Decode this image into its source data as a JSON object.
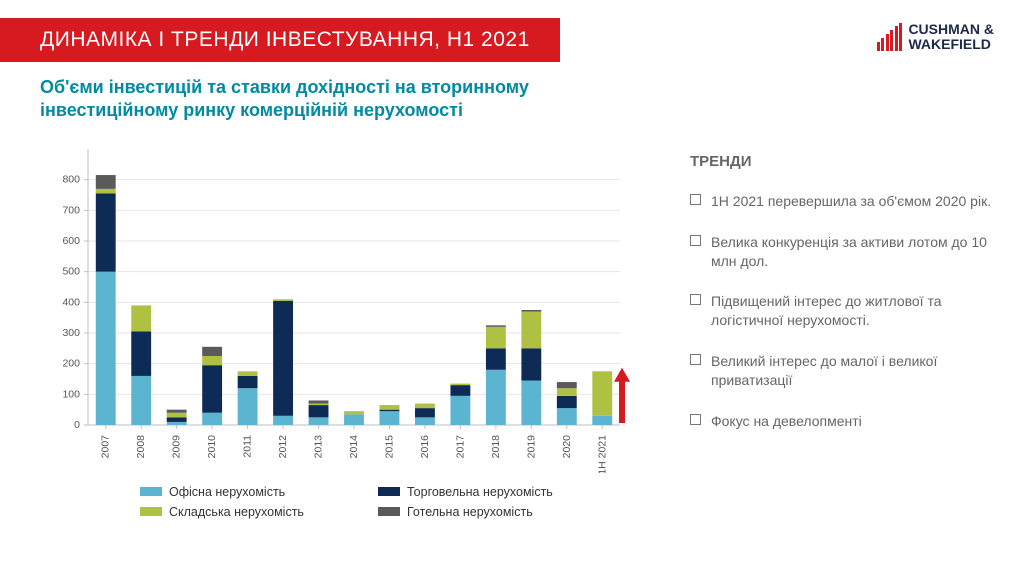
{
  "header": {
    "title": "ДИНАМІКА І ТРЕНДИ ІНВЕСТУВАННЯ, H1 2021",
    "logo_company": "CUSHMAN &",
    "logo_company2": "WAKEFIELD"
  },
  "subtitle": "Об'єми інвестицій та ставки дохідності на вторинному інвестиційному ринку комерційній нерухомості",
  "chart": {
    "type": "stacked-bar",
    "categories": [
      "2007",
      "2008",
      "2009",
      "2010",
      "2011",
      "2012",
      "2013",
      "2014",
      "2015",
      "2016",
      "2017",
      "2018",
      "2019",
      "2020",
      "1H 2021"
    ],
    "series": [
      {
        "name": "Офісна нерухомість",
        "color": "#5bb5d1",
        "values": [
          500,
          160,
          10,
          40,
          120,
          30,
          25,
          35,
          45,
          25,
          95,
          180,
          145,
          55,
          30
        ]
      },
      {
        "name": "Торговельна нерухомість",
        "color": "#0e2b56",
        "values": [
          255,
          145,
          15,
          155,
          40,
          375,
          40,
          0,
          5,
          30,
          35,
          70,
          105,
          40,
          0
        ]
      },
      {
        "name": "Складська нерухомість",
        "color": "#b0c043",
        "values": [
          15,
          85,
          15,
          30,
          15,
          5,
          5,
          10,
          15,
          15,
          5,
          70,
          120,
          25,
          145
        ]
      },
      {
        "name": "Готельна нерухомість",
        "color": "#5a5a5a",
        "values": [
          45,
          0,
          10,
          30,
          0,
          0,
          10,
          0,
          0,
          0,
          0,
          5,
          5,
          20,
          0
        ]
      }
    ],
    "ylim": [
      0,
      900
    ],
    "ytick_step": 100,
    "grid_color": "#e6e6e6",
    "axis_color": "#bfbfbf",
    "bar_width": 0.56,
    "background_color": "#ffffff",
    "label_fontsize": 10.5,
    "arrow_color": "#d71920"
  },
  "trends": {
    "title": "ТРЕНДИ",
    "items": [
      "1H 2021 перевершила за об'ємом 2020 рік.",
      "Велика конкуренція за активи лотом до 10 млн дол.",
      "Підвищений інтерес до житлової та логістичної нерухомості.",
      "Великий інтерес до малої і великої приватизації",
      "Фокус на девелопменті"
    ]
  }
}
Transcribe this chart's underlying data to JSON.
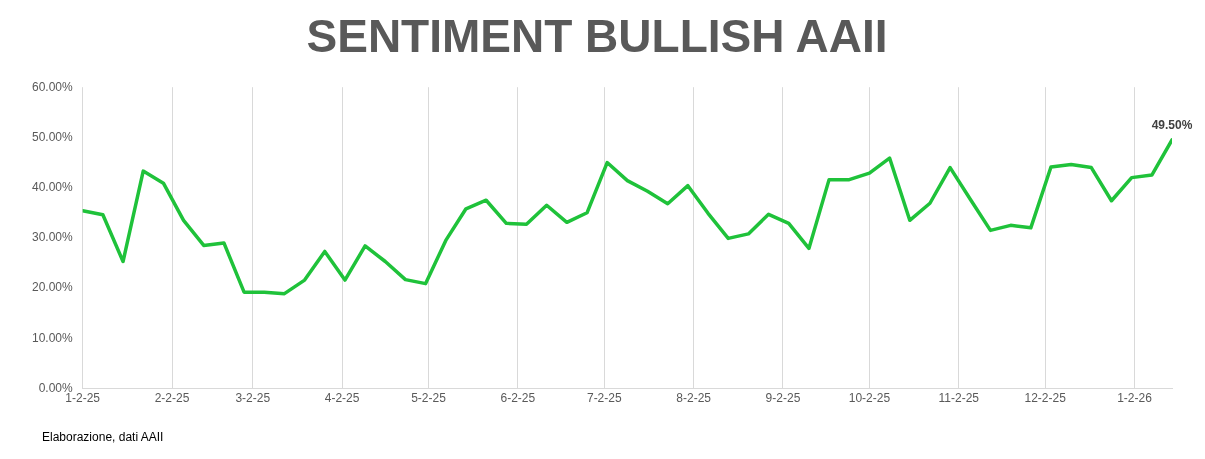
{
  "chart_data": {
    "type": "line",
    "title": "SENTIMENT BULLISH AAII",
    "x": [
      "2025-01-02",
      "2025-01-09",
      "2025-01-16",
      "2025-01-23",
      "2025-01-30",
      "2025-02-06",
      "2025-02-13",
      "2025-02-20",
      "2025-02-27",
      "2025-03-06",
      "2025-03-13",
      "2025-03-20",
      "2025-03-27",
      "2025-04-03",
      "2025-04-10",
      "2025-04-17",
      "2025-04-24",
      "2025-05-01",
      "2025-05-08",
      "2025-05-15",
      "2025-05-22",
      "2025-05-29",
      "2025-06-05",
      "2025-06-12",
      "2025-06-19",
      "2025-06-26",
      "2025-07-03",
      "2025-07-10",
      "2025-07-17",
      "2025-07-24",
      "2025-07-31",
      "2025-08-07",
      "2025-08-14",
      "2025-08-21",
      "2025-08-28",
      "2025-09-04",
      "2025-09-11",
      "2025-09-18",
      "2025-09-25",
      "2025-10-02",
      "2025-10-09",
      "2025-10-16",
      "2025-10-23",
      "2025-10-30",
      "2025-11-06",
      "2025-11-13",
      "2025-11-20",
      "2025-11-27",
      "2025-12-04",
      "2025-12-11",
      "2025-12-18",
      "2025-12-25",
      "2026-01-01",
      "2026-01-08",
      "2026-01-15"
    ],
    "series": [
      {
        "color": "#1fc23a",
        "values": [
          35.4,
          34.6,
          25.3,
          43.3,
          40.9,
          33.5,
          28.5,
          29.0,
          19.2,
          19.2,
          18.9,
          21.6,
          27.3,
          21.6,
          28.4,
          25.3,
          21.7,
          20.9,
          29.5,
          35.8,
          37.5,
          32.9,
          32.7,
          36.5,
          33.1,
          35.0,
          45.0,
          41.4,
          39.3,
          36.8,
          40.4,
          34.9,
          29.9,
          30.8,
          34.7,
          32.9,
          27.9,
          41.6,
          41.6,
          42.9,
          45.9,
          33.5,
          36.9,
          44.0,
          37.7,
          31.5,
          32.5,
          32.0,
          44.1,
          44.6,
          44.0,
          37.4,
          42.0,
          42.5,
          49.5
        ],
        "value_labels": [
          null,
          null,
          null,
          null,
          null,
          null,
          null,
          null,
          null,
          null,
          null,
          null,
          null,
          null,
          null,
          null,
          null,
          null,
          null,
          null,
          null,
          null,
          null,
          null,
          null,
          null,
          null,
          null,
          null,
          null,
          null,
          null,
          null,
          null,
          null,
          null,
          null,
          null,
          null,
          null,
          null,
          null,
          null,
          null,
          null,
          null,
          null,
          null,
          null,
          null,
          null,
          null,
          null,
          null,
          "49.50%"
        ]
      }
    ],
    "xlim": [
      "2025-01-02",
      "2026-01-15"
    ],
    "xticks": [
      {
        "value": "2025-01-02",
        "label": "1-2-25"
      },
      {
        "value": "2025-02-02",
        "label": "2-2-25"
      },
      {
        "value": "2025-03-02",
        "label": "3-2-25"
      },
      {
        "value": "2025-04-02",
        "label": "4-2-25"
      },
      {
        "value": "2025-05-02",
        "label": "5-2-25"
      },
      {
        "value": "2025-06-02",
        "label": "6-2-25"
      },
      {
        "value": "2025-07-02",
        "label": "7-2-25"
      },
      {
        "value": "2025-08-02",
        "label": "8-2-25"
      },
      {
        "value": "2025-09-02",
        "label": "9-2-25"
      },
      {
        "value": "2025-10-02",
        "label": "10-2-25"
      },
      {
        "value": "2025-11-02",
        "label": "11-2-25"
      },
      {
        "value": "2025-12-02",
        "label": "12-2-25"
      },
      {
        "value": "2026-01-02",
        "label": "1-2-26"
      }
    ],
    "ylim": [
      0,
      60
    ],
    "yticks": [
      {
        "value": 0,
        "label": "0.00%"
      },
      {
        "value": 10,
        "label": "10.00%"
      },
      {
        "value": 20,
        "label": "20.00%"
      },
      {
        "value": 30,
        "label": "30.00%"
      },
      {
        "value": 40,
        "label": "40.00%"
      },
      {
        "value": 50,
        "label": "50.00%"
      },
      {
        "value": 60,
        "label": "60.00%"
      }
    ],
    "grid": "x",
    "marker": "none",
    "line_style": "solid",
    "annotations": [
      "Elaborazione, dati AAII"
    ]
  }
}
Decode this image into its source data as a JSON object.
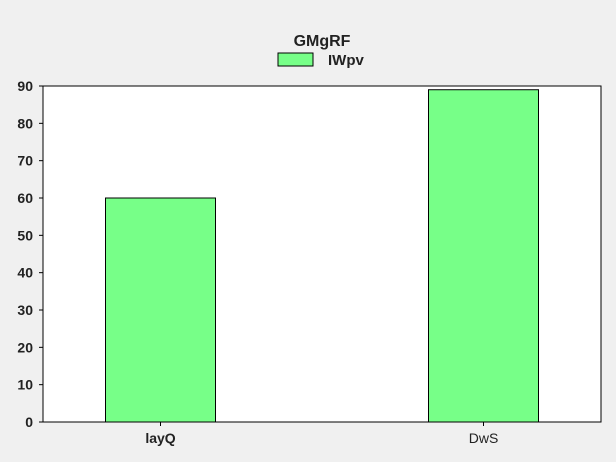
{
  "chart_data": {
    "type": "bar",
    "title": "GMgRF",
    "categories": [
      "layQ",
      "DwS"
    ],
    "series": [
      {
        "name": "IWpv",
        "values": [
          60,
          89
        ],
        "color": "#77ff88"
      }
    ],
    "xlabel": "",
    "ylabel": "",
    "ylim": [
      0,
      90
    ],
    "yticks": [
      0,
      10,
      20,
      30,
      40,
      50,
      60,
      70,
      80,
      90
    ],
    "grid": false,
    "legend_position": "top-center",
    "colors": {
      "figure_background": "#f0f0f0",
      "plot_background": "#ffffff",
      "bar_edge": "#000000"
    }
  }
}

________________

Work to be completed: Gather each line in the entries above where the string "AAII" is found.

The response:
    "title": "SENTIMENT BULLISH AAII",
      "Elaborazione, dati AAII"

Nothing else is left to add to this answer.